• Directive
Show every line that has the string "赞不绝口" in it.

• Data supplied

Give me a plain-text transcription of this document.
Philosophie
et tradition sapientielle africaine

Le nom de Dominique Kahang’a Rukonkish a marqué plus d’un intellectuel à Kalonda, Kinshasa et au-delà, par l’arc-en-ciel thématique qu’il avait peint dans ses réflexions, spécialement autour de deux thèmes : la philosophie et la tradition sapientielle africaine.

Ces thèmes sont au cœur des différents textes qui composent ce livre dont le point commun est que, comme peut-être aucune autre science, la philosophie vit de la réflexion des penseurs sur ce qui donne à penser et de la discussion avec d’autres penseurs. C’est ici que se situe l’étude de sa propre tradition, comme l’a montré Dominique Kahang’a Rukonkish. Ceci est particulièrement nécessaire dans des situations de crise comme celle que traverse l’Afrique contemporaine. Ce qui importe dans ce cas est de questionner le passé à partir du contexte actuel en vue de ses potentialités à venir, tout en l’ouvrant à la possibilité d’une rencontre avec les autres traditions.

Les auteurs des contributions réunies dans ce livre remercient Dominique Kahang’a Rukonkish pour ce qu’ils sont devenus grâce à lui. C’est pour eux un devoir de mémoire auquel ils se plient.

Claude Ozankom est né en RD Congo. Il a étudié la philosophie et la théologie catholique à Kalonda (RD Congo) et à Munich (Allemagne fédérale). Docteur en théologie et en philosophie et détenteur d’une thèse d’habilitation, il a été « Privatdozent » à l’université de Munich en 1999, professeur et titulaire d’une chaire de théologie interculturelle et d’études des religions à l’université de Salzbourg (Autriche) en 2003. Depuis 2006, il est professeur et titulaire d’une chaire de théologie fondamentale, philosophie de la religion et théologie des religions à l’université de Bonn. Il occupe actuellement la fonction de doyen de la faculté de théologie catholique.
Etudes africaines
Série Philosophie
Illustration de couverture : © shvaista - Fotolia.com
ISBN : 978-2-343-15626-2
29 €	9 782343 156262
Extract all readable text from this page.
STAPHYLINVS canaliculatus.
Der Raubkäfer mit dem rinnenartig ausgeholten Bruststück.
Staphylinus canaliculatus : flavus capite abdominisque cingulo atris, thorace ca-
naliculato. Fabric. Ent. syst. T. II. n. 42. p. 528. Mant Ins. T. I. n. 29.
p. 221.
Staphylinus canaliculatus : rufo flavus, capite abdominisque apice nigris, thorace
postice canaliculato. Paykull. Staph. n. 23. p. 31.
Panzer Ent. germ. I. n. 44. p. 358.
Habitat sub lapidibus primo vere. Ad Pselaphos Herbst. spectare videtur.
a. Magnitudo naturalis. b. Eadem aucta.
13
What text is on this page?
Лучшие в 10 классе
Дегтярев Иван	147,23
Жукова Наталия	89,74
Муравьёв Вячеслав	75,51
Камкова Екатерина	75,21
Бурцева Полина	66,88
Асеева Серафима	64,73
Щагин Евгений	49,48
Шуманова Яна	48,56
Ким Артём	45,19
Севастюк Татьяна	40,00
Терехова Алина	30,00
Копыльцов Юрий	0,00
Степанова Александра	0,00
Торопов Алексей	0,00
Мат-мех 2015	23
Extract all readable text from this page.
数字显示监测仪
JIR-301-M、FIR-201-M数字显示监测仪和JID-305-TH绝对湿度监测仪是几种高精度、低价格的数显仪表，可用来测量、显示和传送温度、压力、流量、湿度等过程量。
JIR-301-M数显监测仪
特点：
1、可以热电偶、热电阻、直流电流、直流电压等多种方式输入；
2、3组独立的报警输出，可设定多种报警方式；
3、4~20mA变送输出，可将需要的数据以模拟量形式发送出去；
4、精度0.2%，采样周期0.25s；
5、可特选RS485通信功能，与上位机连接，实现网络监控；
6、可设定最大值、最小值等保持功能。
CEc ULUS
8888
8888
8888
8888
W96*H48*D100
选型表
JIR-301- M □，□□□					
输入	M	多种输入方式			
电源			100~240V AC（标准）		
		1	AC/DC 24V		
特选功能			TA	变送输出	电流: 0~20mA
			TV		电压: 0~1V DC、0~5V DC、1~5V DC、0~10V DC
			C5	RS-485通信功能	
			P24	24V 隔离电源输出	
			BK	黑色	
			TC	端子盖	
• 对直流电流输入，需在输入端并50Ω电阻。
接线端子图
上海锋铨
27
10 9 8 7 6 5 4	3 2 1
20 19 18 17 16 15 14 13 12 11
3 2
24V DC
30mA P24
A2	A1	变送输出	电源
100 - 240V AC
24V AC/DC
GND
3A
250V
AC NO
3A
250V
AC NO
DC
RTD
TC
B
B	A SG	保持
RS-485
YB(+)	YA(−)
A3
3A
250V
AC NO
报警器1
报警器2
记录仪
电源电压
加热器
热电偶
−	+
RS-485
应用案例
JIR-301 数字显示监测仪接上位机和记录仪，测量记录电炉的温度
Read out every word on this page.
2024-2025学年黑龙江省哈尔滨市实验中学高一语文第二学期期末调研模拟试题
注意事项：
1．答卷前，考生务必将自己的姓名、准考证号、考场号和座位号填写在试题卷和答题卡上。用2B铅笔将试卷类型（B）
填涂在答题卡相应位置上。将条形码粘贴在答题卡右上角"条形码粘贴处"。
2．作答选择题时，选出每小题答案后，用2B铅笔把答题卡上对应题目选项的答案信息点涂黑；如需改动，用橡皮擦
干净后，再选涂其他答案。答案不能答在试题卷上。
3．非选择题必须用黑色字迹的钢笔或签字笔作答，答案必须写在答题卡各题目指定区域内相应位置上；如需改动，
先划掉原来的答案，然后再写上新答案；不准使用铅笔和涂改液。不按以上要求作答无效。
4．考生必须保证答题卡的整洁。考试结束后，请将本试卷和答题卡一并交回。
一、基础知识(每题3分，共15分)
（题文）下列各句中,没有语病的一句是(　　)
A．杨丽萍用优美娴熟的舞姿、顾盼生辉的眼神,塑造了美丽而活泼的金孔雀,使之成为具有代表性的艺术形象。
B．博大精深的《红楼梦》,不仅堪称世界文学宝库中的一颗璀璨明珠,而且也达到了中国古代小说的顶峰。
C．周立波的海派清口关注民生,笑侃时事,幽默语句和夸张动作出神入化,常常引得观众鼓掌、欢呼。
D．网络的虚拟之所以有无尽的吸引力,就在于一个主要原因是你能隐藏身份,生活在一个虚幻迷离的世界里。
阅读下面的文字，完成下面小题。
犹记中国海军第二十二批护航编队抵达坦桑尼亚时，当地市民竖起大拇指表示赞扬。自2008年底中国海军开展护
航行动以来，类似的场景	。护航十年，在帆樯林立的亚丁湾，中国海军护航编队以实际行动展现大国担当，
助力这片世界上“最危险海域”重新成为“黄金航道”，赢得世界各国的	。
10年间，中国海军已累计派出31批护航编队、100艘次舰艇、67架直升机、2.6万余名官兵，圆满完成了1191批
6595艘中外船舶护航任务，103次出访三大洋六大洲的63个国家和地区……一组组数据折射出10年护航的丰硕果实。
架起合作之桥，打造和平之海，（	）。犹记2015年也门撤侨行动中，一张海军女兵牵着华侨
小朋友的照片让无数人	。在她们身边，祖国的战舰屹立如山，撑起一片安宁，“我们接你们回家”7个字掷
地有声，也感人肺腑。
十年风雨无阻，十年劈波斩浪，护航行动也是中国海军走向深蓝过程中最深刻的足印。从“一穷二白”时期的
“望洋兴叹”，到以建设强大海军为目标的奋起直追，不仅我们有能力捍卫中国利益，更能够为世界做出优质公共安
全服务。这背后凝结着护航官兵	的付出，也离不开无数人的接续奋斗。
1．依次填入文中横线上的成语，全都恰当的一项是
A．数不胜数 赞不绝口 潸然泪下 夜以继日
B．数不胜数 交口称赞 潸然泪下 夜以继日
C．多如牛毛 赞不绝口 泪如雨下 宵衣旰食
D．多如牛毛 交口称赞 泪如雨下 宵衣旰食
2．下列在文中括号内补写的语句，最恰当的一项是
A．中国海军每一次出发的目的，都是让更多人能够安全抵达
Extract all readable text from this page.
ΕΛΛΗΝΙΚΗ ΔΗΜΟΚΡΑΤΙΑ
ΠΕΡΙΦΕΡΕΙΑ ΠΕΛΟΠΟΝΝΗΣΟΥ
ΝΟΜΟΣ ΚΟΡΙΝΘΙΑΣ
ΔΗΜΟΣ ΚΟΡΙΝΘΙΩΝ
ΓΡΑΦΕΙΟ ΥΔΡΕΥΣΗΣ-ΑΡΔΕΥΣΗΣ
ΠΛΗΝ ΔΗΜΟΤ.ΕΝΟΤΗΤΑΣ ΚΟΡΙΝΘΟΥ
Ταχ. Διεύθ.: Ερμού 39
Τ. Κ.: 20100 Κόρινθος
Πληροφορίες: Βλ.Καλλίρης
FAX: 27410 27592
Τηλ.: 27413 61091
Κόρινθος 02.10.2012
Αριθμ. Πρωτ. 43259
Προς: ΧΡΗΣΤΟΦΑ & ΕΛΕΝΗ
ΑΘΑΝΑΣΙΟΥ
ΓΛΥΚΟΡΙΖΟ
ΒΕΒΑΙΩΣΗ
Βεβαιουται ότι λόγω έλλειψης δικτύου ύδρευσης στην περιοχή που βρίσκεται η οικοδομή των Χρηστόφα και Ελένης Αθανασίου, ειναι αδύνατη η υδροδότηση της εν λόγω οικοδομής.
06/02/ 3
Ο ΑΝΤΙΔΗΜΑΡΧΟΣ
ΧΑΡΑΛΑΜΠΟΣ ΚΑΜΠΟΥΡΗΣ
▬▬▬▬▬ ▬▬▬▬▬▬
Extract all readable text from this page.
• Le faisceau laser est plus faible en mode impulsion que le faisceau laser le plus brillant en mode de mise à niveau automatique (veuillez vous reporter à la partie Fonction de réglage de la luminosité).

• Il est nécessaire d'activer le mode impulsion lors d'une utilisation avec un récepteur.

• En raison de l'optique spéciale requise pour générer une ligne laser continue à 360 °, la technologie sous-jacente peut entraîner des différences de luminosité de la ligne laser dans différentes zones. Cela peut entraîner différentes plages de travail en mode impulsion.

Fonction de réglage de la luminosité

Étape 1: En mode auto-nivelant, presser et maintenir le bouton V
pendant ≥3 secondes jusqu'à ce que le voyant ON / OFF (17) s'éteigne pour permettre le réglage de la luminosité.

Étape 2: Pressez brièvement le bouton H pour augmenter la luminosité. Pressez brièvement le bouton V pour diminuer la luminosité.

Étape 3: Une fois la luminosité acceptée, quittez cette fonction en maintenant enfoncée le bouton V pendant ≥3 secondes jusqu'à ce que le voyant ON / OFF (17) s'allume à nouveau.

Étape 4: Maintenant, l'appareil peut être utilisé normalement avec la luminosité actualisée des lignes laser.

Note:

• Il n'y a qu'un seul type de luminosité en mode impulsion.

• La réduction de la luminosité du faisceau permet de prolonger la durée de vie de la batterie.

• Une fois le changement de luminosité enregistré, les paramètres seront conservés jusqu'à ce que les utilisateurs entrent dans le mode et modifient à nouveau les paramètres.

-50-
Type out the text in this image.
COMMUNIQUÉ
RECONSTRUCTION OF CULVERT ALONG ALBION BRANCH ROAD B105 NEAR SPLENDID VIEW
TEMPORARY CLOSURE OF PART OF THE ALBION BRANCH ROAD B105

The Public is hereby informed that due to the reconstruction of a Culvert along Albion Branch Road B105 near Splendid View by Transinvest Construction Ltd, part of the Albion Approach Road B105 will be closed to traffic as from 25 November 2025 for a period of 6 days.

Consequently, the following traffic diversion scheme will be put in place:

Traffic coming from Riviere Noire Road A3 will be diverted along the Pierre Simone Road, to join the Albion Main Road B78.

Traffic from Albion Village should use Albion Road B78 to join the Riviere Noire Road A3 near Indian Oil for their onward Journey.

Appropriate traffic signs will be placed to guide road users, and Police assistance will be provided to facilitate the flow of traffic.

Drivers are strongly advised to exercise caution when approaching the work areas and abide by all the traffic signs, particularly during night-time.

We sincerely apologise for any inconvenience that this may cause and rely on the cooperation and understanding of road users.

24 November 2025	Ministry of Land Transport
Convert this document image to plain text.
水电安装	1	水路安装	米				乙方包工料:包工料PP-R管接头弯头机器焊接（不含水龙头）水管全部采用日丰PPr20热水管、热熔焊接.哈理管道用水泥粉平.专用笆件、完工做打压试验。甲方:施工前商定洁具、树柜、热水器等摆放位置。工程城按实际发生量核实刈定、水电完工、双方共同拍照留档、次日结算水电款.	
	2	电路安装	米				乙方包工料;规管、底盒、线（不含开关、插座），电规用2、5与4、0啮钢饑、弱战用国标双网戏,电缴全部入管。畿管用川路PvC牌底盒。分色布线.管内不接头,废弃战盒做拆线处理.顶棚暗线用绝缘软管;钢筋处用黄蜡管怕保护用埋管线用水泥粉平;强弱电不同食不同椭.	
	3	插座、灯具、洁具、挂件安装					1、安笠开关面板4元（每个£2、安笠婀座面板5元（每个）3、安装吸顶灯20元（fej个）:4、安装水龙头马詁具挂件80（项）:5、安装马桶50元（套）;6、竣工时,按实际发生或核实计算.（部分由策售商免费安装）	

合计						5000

• Solved exercise
A．数不胜数 赞不绝口 潸然泪下 夜以继日
C．多如牛毛 赞不绝口 泪如雨下 宵衣旰食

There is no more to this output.